→ **CHALLENGE**: From the listing below, pull out every line where the string "Carlo" appears.

→ **SUPPLIED MATERIAL**:
----------

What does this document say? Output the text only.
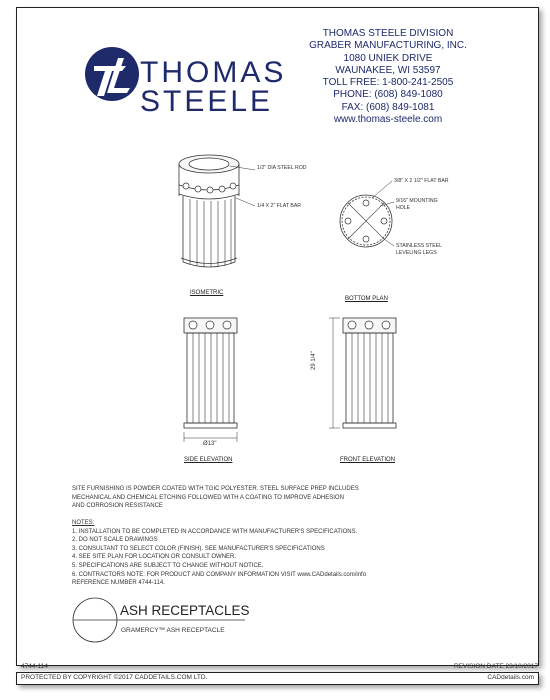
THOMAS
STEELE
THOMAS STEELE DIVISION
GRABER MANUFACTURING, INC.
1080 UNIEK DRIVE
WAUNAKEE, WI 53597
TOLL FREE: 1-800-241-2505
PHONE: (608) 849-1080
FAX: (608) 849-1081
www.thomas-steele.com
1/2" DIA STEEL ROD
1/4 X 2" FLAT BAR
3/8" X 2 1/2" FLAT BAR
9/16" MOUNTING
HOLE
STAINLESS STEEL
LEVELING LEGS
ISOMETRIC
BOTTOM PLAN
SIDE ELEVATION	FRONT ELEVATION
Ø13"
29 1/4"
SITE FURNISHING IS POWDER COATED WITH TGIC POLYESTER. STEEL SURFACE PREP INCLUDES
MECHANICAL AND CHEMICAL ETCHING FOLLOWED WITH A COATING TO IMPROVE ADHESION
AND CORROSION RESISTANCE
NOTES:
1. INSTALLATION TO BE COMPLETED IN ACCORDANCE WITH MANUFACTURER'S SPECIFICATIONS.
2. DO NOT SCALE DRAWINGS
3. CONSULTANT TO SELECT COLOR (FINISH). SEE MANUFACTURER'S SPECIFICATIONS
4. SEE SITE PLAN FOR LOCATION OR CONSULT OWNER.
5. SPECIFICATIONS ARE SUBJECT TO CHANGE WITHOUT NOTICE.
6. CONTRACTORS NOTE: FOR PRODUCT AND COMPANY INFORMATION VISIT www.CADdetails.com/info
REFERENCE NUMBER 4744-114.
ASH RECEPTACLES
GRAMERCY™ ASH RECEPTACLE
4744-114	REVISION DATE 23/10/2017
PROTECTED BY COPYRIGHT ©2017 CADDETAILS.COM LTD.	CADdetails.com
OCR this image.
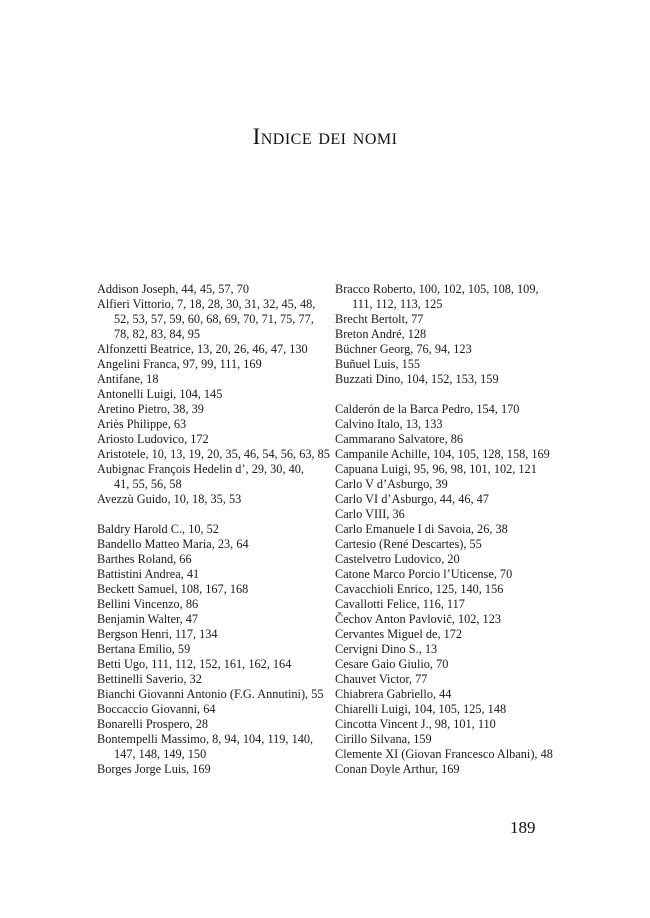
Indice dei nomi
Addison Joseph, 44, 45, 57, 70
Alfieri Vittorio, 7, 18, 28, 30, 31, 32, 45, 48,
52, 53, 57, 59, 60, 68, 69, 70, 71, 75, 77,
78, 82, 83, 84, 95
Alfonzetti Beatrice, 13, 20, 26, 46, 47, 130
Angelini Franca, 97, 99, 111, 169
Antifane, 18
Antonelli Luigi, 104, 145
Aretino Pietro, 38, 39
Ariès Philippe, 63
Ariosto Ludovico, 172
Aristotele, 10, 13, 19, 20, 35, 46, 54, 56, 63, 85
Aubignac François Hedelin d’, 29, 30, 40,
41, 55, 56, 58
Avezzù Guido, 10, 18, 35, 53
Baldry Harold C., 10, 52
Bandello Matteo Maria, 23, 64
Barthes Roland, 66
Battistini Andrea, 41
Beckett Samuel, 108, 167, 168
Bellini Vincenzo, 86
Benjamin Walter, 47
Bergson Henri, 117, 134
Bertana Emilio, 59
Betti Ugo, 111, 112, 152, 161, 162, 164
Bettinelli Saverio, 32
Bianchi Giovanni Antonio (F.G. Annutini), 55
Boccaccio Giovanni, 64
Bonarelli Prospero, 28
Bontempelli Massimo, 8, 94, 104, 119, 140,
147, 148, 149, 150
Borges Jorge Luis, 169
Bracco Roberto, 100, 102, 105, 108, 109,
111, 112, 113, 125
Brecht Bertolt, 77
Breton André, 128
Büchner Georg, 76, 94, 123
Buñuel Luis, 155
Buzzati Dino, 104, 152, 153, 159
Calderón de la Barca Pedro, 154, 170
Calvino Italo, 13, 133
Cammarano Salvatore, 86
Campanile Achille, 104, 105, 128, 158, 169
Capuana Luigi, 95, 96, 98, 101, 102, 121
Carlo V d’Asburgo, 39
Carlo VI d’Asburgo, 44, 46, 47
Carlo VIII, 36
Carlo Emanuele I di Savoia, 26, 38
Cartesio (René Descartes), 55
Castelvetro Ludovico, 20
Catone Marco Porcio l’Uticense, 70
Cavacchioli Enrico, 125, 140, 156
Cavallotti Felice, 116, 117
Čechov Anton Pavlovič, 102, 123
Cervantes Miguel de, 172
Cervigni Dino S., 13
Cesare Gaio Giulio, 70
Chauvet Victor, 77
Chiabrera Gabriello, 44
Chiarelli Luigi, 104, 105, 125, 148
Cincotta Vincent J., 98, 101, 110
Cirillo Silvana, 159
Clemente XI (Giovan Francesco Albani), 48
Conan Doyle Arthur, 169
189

----------

→ **TASK SOLUTION**:
Carlo V d’Asburgo, 39
Carlo VI d’Asburgo, 44, 46, 47
Carlo VIII, 36
Carlo Emanuele I di Savoia, 26, 38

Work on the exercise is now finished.